STATED TASK:
Reproduce everything from the line containing "- user-avatar[interactable]: [62, 10, 88, 36]" down to the line containing "- username-redacted: [99, 16, 121, 32]", substituting "clickable" for every occurrence of "interactable" and leaving all else unchanged.

EXTRACTED RECORDS:
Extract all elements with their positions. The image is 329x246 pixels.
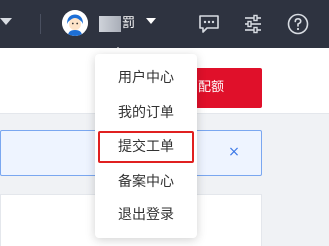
- user-avatar[interactable]: [62, 10, 88, 36]
- left-caret-icon[interactable]: [0, 18, 12, 25]
- menu-item-logout[interactable]: 退出登录: [95, 199, 197, 231]
- dropdown-arrow: [111, 47, 125, 54]
- username[interactable]: 罰: [99, 15, 135, 33]
- message-icon[interactable]: [197, 12, 221, 36]
- settings-sliders-icon[interactable]: [241, 12, 265, 36]
- username-suffix: 罰: [122, 16, 136, 31]
- username-redacted: [99, 16, 121, 32]
- menu-item-user-center[interactable]: 用户中心: [95, 62, 197, 94]
- help-icon[interactable]: [286, 12, 310, 36]
- header-divider: [40, 14, 41, 34]
- top-navbar: 罰: [0, 0, 329, 48]
- menu-item-submit-ticket[interactable]: 提交工单: [98, 131, 194, 163]
- user-dropdown-menu: 用户中心 我的订单 提交工单 备案中心 退出登录: [95, 54, 197, 238]
- quota-button[interactable]: 配额: [192, 68, 262, 108]
- menu-item-my-orders[interactable]: 我的订单: [95, 97, 197, 129]
- caret-down-icon[interactable]: [146, 18, 156, 24]
- close-icon[interactable]: ×: [227, 145, 241, 159]
- menu-item-filing-center[interactable]: 备案中心: [95, 166, 197, 198]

THE OUTPUT:
- user-avatar[clickable]: [62, 10, 88, 36]
- left-caret-icon[clickable]: [0, 18, 12, 25]
- menu-item-logout[clickable]: 退出登录: [95, 199, 197, 231]
- dropdown-arrow: [111, 47, 125, 54]
- username[clickable]: 罰: [99, 15, 135, 33]
- message-icon[clickable]: [197, 12, 221, 36]
- settings-sliders-icon[clickable]: [241, 12, 265, 36]
- username-suffix: 罰: [122, 16, 136, 31]
- username-redacted: [99, 16, 121, 32]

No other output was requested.